> [Element location data]
___
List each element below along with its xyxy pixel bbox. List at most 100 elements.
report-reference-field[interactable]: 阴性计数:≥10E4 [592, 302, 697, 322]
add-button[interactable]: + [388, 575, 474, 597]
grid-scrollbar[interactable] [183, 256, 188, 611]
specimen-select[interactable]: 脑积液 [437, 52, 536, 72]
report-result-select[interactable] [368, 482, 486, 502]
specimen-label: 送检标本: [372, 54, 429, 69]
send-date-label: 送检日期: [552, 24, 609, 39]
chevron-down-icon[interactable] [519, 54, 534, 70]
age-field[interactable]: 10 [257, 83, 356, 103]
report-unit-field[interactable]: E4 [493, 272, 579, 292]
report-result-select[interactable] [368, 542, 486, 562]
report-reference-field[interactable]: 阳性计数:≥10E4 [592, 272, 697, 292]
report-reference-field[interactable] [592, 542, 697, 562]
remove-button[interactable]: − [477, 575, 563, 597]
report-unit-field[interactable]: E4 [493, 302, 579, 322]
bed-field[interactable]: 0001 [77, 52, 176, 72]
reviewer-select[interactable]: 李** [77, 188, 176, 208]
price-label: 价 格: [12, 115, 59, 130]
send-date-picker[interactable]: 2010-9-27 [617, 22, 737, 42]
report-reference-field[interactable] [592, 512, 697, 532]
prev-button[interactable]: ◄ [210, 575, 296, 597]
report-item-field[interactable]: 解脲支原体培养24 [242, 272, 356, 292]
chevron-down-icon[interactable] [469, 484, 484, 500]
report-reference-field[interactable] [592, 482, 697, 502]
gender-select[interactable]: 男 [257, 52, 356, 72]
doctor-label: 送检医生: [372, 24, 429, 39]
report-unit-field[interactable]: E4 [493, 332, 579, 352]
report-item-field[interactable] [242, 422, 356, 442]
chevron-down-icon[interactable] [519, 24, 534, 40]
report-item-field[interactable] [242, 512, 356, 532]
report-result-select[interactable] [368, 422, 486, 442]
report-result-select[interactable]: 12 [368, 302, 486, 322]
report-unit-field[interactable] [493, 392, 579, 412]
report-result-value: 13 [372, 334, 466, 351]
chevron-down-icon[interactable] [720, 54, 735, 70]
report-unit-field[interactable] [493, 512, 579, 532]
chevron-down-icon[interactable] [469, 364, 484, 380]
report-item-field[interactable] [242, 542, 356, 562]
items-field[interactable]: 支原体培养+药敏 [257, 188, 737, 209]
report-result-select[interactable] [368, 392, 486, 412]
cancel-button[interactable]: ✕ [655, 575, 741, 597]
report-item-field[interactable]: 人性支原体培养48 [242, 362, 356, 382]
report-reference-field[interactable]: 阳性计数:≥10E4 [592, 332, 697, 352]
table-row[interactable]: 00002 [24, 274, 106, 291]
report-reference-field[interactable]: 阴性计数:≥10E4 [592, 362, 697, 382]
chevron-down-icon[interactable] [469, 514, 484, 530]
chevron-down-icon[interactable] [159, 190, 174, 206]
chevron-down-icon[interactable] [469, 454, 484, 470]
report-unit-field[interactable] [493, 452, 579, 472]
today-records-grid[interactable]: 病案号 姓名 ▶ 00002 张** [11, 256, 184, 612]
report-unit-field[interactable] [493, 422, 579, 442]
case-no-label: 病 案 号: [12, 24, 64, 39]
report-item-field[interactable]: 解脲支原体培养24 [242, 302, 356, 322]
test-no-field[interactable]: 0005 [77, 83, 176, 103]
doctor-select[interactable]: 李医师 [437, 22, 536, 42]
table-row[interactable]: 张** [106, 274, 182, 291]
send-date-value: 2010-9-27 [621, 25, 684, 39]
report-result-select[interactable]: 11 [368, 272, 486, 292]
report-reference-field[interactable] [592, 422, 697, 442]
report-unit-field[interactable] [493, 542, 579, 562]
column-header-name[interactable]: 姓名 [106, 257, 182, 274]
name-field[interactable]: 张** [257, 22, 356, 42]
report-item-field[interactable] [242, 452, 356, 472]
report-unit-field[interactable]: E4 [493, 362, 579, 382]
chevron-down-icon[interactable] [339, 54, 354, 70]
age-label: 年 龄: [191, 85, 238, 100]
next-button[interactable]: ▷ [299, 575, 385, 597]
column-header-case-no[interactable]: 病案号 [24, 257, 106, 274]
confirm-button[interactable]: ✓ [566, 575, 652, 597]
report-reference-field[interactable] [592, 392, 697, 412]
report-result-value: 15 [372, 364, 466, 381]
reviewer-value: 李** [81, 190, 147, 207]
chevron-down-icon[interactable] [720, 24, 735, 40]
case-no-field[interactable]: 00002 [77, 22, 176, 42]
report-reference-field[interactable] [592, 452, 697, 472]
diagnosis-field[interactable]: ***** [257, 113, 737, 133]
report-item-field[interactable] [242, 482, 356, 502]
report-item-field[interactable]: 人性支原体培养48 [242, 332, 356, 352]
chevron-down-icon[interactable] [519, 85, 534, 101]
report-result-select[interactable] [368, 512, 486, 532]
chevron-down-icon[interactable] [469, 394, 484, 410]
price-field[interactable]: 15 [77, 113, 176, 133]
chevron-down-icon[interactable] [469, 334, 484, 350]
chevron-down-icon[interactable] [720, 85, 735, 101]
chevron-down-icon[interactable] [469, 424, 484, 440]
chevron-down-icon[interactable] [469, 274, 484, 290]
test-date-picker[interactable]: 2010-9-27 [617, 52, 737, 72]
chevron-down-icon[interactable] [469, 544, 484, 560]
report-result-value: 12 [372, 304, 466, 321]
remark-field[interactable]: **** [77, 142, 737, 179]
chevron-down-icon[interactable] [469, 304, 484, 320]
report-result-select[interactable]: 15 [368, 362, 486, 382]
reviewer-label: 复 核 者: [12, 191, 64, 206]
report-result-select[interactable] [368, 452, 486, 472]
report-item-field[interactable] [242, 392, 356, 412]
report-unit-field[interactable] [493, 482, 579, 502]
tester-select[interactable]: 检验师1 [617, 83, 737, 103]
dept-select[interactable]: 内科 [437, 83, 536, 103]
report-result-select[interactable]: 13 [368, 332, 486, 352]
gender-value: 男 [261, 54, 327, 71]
___
> [WHAT TO PRODUCE] Repeat all of the data above verbatim, line for line.

> [WORKED SOLUTION]
List each element below along with its xyxy pixel bbox. List at most 100 elements.
report-reference-field[interactable]: 阴性计数:≥10E4 [592, 302, 697, 322]
add-button[interactable]: + [388, 575, 474, 597]
grid-scrollbar[interactable] [183, 256, 188, 611]
specimen-select[interactable]: 脑积液 [437, 52, 536, 72]
report-result-select[interactable] [368, 482, 486, 502]
specimen-label: 送检标本: [372, 54, 429, 69]
send-date-label: 送检日期: [552, 24, 609, 39]
chevron-down-icon[interactable] [519, 54, 534, 70]
age-field[interactable]: 10 [257, 83, 356, 103]
report-unit-field[interactable]: E4 [493, 272, 579, 292]
report-result-select[interactable] [368, 542, 486, 562]
report-reference-field[interactable]: 阳性计数:≥10E4 [592, 272, 697, 292]
report-reference-field[interactable] [592, 542, 697, 562]
remove-button[interactable]: − [477, 575, 563, 597]
report-unit-field[interactable]: E4 [493, 302, 579, 322]
bed-field[interactable]: 0001 [77, 52, 176, 72]
reviewer-select[interactable]: 李** [77, 188, 176, 208]
price-label: 价 格: [12, 115, 59, 130]
send-date-picker[interactable]: 2010-9-27 [617, 22, 737, 42]
report-reference-field[interactable] [592, 512, 697, 532]
prev-button[interactable]: ◄ [210, 575, 296, 597]
report-item-field[interactable]: 解脲支原体培养24 [242, 272, 356, 292]
chevron-down-icon[interactable] [469, 484, 484, 500]
report-reference-field[interactable] [592, 482, 697, 502]
gender-select[interactable]: 男 [257, 52, 356, 72]
doctor-label: 送检医生: [372, 24, 429, 39]
report-unit-field[interactable]: E4 [493, 332, 579, 352]
report-item-field[interactable] [242, 422, 356, 442]
chevron-down-icon[interactable] [519, 24, 534, 40]
report-item-field[interactable] [242, 512, 356, 532]
report-result-select[interactable] [368, 422, 486, 442]
report-result-select[interactable]: 12 [368, 302, 486, 322]
report-unit-field[interactable] [493, 392, 579, 412]
report-result-value: 13 [372, 334, 466, 351]
chevron-down-icon[interactable] [720, 54, 735, 70]
report-unit-field[interactable] [493, 512, 579, 532]
chevron-down-icon[interactable] [469, 364, 484, 380]
report-item-field[interactable] [242, 542, 356, 562]
items-field[interactable]: 支原体培养+药敏 [257, 188, 737, 209]
report-result-select[interactable] [368, 392, 486, 412]
cancel-button[interactable]: ✕ [655, 575, 741, 597]
report-item-field[interactable]: 人性支原体培养48 [242, 362, 356, 382]
report-reference-field[interactable]: 阳性计数:≥10E4 [592, 332, 697, 352]
table-row[interactable]: 00002 [24, 274, 106, 291]
report-reference-field[interactable]: 阴性计数:≥10E4 [592, 362, 697, 382]
chevron-down-icon[interactable] [469, 514, 484, 530]
chevron-down-icon[interactable] [159, 190, 174, 206]
chevron-down-icon[interactable] [469, 454, 484, 470]
report-unit-field[interactable] [493, 452, 579, 472]
today-records-grid[interactable]: 病案号 姓名 ▶ 00002 张** [11, 256, 184, 612]
report-unit-field[interactable] [493, 422, 579, 442]
case-no-label: 病 案 号: [12, 24, 64, 39]
report-item-field[interactable]: 解脲支原体培养24 [242, 302, 356, 322]
test-no-field[interactable]: 0005 [77, 83, 176, 103]
doctor-select[interactable]: 李医师 [437, 22, 536, 42]
table-row[interactable]: 张** [106, 274, 182, 291]
send-date-value: 2010-9-27 [621, 25, 684, 39]
report-result-select[interactable]: 11 [368, 272, 486, 292]
report-reference-field[interactable] [592, 422, 697, 442]
report-unit-field[interactable] [493, 542, 579, 562]
column-header-name[interactable]: 姓名 [106, 257, 182, 274]
name-field[interactable]: 张** [257, 22, 356, 42]
report-item-field[interactable] [242, 452, 356, 472]
report-unit-field[interactable]: E4 [493, 362, 579, 382]
chevron-down-icon[interactable] [339, 54, 354, 70]
age-label: 年 龄: [191, 85, 238, 100]
next-button[interactable]: ▷ [299, 575, 385, 597]
column-header-case-no[interactable]: 病案号 [24, 257, 106, 274]
confirm-button[interactable]: ✓ [566, 575, 652, 597]
report-reference-field[interactable] [592, 392, 697, 412]
report-result-value: 15 [372, 364, 466, 381]
reviewer-value: 李** [81, 190, 147, 207]
chevron-down-icon[interactable] [720, 24, 735, 40]
case-no-field[interactable]: 00002 [77, 22, 176, 42]
report-reference-field[interactable] [592, 452, 697, 472]
diagnosis-field[interactable]: ***** [257, 113, 737, 133]
report-item-field[interactable] [242, 482, 356, 502]
report-item-field[interactable]: 人性支原体培养48 [242, 332, 356, 352]
chevron-down-icon[interactable] [519, 85, 534, 101]
report-result-select[interactable] [368, 512, 486, 532]
chevron-down-icon[interactable] [469, 394, 484, 410]
price-field[interactable]: 15 [77, 113, 176, 133]
chevron-down-icon[interactable] [469, 334, 484, 350]
chevron-down-icon[interactable] [720, 85, 735, 101]
chevron-down-icon[interactable] [469, 424, 484, 440]
chevron-down-icon[interactable] [469, 274, 484, 290]
test-date-picker[interactable]: 2010-9-27 [617, 52, 737, 72]
chevron-down-icon[interactable] [469, 544, 484, 560]
report-result-value: 12 [372, 304, 466, 321]
remark-field[interactable]: **** [77, 142, 737, 179]
chevron-down-icon[interactable] [469, 304, 484, 320]
report-result-select[interactable]: 15 [368, 362, 486, 382]
reviewer-label: 复 核 者: [12, 191, 64, 206]
report-result-select[interactable] [368, 452, 486, 472]
report-item-field[interactable] [242, 392, 356, 412]
report-unit-field[interactable] [493, 482, 579, 502]
tester-select[interactable]: 检验师1 [617, 83, 737, 103]
dept-select[interactable]: 内科 [437, 83, 536, 103]
report-result-select[interactable]: 13 [368, 332, 486, 352]
gender-value: 男 [261, 54, 327, 71]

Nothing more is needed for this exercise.